- Given instruction -
Give the entries again, word for word.

Figure content listings:
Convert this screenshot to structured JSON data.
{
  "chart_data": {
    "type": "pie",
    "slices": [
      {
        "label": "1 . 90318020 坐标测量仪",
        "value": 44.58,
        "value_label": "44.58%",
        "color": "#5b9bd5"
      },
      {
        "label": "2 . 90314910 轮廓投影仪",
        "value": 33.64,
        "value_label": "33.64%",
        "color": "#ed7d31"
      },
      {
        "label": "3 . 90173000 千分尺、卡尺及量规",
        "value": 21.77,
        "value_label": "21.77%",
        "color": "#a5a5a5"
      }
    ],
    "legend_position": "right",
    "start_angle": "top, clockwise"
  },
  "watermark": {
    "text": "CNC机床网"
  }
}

- Solution to the problem -
Convert this screenshot to structured JSON data.
{
  "chart_data": {
    "type": "pie",
    "slices": [
      {
        "label": "1 . 90318020 坐标测量仪",
        "value": 44.58,
        "value_label": "44.58%",
        "color": "#5b9bd5"
      },
      {
        "label": "2 . 90314910 轮廓投影仪",
        "value": 33.64,
        "value_label": "33.64%",
        "color": "#ed7d31"
      },
      {
        "label": "3 . 90173000 千分尺、卡尺及量规",
        "value": 21.77,
        "value_label": "21.77%",
        "color": "#a5a5a5"
      }
    ],
    "legend_position": "right",
    "start_angle": "top, clockwise"
  },
  "watermark": {
    "text": "CNC机床网"
  }
}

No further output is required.